— START Given text —
Science

Dr. Faust, Harvard’s First Female President

This morning, I woke up and turned on NPR. The hosts were in the midst of a discussion of Harvard University’s newly named president, historian Drew Gilpin Faust. My ears perked up immediately, since I’ve written about the school’s search to replace Larry Summers for the past year (see here, and here, and here, and here). From what I heard on NPR, Faust seemed to be a popular choice, with the only real criticism voiced thus far being her non-science background, which is at odds with Harvard’s clear desire to build a stronger science program. Prior to her promotion, Faust led the Radcliffe Institute for Advanced Study, a post-grad school affiliated with Harvard that focuses on women’s studies.

NPR’s guest this morning brought up the point that the real Dr. Faust’s lack of science background had no impact on her ability to recognize the importance of the sciences. One could also say that a male president would be able to recognize the importance of women in academia, but actually hiring a woman to the position makes it clearer that there are real efforts to address the issue, and a woman can offer deeper insight into the issue than can a man. In the same vein, a president with a scientific background would probably have an easier time boosting that program at Harvard; a woman with a scientific background would most likely be best equipped to address both issues.

All of that, though, is simply generalizing based on an anonymous person with hypothetical credentials. With Dr. Faust’s particular experience and personality, I’m confidant she can get the job done so long as she acknowledges the importance of women in the sciences.

Now, for really no good reason, here’s a brief glimpse at my blog-writing process.

Between the time when I left my apartment and the time I arrived at work, I thought of at least a dozen other topics I’ve been meaning to write about, like a girl who talks to angels, a load of cool newly discovered sea creatures, and the whole Boston Mooninite Terrorist Fiasco. When I checked my email at work, I got two more good stories. I decided that Faust should get top billing, though, since I’ve been on this storyline for so long.

Included in my email this morning was one from Rav, who sends me a lot of great news items. He linked to a story on Faust, adding, “I know you already know all about this bit of news. But what I think is cool is that you can now say that the president of one of America’s foremost university is DOCTOR FAUST!”
— END Given text —
— START Input —
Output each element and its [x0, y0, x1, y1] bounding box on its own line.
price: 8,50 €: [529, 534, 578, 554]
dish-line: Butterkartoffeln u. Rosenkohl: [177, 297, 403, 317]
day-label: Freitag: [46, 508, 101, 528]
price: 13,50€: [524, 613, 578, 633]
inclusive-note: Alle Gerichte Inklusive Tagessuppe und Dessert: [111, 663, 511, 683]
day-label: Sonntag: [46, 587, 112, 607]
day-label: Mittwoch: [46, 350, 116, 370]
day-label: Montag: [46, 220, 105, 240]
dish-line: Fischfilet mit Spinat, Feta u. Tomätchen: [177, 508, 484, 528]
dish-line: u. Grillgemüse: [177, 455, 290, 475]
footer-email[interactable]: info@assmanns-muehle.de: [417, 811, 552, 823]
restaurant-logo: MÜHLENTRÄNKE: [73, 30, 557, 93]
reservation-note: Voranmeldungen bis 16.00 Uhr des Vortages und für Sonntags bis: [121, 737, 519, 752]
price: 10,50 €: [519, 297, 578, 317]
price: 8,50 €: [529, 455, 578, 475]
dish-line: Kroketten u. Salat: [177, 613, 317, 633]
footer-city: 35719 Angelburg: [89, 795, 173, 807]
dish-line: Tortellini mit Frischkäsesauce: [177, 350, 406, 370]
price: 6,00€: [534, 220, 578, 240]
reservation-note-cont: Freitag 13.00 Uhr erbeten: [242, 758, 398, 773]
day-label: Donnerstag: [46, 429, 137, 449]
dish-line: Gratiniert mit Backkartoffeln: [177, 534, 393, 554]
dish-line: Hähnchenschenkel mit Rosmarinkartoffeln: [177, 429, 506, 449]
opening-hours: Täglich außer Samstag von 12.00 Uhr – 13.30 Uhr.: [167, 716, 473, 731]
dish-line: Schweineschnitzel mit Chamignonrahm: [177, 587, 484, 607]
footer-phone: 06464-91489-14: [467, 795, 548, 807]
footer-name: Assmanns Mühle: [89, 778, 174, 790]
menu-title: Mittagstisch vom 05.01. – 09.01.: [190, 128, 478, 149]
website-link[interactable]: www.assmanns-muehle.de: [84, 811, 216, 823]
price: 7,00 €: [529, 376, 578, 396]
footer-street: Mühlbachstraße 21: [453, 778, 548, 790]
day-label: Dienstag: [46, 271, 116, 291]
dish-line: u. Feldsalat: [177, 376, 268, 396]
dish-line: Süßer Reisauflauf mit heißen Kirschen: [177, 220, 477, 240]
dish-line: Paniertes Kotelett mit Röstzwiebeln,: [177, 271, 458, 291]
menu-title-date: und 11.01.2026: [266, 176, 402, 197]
— END Input —
▶ **Brief 1**
Copy the listing exactly, everything from its first line down to and including the line containing "dish-line: u. Feldsalat: [177, 376, 268, 396]".
▶ **Brief 2**
Continue the blog post about Drew Gilpin Faust becoming Harvard's president, starting after its final sentence.

▶ **Written answer 1**
Output each element and its [x0, y0, x1, y1] bounding box on its own line.
price: 8,50 €: [529, 534, 578, 554]
dish-line: Butterkartoffeln u. Rosenkohl: [177, 297, 403, 317]
day-label: Freitag: [46, 508, 101, 528]
price: 13,50€: [524, 613, 578, 633]
inclusive-note: Alle Gerichte Inklusive Tagessuppe und Dessert: [111, 663, 511, 683]
day-label: Sonntag: [46, 587, 112, 607]
day-label: Mittwoch: [46, 350, 116, 370]
day-label: Montag: [46, 220, 105, 240]
dish-line: Fischfilet mit Spinat, Feta u. Tomätchen: [177, 508, 484, 528]
dish-line: u. Grillgemüse: [177, 455, 290, 475]
footer-email[interactable]: info@assmanns-muehle.de: [417, 811, 552, 823]
restaurant-logo: MÜHLENTRÄNKE: [73, 30, 557, 93]
reservation-note: Voranmeldungen bis 16.00 Uhr des Vortages und für Sonntags bis: [121, 737, 519, 752]
price: 10,50 €: [519, 297, 578, 317]
price: 8,50 €: [529, 455, 578, 475]
dish-line: Kroketten u. Salat: [177, 613, 317, 633]
footer-city: 35719 Angelburg: [89, 795, 173, 807]
dish-line: Tortellini mit Frischkäsesauce: [177, 350, 406, 370]
price: 6,00€: [534, 220, 578, 240]
reservation-note-cont: Freitag 13.00 Uhr erbeten: [242, 758, 398, 773]
day-label: Donnerstag: [46, 429, 137, 449]
dish-line: Gratiniert mit Backkartoffeln: [177, 534, 393, 554]
dish-line: Hähnchenschenkel mit Rosmarinkartoffeln: [177, 429, 506, 449]
opening-hours: Täglich außer Samstag von 12.00 Uhr – 13.30 Uhr.: [167, 716, 473, 731]
dish-line: Schweineschnitzel mit Chamignonrahm: [177, 587, 484, 607]
footer-phone: 06464-91489-14: [467, 795, 548, 807]
footer-name: Assmanns Mühle: [89, 778, 174, 790]
menu-title: Mittagstisch vom 05.01. – 09.01.: [190, 128, 478, 149]
website-link[interactable]: www.assmanns-muehle.de: [84, 811, 216, 823]
price: 7,00 €: [529, 376, 578, 396]
footer-street: Mühlbachstraße 21: [453, 778, 548, 790]
day-label: Dienstag: [46, 271, 116, 291]
dish-line: u. Feldsalat: [177, 376, 268, 396]

▶ **Written answer 2**
I laughed, because this hadn’t even occurred to me. I knew that the Dr. Faust of lore was someone who had sold his soul to the devil, but I didn’t know the origin or details of the story. I started clicking around on Google and Wikipedia, reading up on the legend. This is what takes up the most amount of time when I’m writing an essay — one thing leads to another, and I have to keep soaking up information.

Wikipedia’s basic overview of the plot was particularly interesting:

The story concerns the fate of a learned scholar named Faust, who in his quest for the true essence of life (“was die Welt im Innersten zusammenhaelt”), summons the Devil (represented by Mephistopheles), who offers to serve him as long as Faust lives. Mephistopheles may receive Faust’s soul, but only when Faust has attained the zenith of human happiness. In the second Part of the Faust tragedy (Faust 2), Faust really does have the pleasure of experiencing the latter. However, Mephistopheles, trying to grab Faust’s soul when the protagonist dies, is burnt down by the empowering force of love. Faust deserves to go to heaven, because of his unquenchable thirst for knowledge and understanding (“man must strive and err”) that exceeds the limits set for human beings.

I had never really thought of Faust as a hero for science and knowledge. I also had no idea that people could draw comparisons between the Faustian story and Sonic the Hedgehog. Sometimes Wikipedia is a strange, strange place.

My own quest for knowledge spanned a good two hours, interspersed with quick Monday morning meetings, writing an article for my actual 9 to 5 job, and consuming much caffeine. By the time I reached the Wiki page for Sonic the Hedgehog, I had pretty much forgotten about my original topic. Perhaps tomorrow’s entry will be all about adult ADHD. Or hedgehogs. Ooh, hedgehogs!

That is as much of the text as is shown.